- _Work required_
Show all lines holding the string "here".

Collected data:
---

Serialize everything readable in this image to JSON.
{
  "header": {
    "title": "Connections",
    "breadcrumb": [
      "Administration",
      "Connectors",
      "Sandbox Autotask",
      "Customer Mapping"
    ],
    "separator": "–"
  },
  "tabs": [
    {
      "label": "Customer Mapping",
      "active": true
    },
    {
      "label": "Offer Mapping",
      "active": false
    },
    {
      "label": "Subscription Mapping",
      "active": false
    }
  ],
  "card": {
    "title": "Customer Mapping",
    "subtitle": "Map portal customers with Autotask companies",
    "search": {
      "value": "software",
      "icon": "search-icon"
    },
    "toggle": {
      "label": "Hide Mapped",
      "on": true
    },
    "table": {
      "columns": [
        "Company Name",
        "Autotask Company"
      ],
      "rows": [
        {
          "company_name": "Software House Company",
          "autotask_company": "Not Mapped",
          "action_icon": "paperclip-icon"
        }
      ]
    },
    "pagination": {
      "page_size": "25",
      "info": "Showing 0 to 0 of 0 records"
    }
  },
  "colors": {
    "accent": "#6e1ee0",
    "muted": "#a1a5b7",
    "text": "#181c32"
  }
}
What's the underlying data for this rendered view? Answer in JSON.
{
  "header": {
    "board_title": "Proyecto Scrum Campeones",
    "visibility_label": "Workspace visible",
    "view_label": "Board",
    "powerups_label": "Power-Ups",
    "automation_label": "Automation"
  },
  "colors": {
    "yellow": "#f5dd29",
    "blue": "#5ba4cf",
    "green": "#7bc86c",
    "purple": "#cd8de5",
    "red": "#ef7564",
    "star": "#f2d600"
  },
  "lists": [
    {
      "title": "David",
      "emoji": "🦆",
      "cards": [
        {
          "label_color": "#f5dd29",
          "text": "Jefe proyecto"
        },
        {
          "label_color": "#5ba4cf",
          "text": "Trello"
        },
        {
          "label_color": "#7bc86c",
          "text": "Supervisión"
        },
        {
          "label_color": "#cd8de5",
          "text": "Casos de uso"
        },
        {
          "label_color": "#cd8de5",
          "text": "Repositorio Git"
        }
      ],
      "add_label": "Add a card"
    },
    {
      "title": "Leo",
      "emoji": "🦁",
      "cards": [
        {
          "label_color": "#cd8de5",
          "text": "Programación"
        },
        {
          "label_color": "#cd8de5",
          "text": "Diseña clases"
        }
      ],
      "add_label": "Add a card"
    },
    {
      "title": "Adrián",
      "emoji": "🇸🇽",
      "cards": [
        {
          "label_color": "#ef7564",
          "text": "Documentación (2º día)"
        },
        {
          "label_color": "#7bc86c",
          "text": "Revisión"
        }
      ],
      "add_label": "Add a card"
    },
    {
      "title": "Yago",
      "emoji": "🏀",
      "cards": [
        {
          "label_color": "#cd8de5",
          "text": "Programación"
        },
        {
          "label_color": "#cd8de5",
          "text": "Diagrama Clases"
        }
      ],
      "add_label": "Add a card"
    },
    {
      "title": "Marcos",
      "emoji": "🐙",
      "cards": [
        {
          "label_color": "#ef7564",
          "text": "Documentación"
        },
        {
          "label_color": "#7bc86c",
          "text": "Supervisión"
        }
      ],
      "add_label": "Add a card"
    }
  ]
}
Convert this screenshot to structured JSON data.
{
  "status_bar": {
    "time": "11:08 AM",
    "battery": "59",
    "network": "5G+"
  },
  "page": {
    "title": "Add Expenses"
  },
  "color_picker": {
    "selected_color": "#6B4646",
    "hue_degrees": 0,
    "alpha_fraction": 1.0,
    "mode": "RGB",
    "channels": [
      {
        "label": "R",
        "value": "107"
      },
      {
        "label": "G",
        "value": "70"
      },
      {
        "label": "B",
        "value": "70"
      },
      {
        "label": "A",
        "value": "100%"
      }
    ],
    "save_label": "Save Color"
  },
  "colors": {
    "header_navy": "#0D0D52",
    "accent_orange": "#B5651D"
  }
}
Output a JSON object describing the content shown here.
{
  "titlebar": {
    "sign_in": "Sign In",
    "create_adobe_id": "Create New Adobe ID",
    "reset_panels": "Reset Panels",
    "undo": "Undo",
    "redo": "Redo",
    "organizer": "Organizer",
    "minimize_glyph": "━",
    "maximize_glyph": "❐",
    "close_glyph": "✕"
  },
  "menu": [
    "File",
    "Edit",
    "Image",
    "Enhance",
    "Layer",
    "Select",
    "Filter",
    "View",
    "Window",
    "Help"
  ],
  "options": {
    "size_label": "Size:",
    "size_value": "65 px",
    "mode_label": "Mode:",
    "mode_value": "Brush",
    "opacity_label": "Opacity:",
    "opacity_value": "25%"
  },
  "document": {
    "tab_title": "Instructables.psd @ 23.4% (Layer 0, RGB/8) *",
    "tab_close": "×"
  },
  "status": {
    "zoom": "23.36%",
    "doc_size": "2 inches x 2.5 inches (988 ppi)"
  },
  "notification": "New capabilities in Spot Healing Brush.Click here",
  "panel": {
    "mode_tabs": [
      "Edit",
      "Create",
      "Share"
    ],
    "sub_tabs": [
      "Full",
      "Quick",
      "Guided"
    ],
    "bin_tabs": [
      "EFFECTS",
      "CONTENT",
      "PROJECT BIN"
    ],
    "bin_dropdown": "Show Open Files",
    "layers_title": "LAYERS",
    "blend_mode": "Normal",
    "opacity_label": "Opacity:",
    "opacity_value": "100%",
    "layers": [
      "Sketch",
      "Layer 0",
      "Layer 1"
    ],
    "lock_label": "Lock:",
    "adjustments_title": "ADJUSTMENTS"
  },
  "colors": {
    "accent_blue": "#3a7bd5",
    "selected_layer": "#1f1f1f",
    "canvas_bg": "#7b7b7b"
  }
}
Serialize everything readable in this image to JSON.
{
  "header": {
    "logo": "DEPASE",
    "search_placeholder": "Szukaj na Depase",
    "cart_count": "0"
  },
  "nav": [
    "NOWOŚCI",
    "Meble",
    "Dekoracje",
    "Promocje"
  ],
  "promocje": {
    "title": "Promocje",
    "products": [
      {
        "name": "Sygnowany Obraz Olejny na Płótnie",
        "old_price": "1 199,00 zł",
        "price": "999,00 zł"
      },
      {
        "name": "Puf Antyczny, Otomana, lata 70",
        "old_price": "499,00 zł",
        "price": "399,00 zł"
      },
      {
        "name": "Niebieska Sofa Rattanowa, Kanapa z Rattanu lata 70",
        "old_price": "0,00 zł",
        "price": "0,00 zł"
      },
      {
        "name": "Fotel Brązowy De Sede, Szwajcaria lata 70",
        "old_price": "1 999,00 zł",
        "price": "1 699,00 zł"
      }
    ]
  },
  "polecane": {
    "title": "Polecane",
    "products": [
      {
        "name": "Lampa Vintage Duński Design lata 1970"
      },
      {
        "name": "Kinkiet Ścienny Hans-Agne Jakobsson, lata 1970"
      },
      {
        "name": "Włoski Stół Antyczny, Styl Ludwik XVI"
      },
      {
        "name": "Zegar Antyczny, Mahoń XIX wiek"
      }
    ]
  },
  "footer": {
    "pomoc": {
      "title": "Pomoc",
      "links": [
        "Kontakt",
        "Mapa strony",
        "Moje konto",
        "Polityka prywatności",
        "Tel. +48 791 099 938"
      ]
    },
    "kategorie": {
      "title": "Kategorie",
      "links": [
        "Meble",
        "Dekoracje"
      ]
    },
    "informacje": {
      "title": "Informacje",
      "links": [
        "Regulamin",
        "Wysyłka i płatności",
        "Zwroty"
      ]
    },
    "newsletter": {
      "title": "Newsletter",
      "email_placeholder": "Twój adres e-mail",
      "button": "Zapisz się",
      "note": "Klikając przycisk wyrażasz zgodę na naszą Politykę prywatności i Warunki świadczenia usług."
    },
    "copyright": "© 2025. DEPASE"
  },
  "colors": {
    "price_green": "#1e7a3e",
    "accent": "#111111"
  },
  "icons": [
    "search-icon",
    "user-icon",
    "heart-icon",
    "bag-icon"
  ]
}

---

- _Output for this exercise_
Output a JSON object describing the content shown here.
  "notification": "New capabilities in Spot Healing Brush.Click here",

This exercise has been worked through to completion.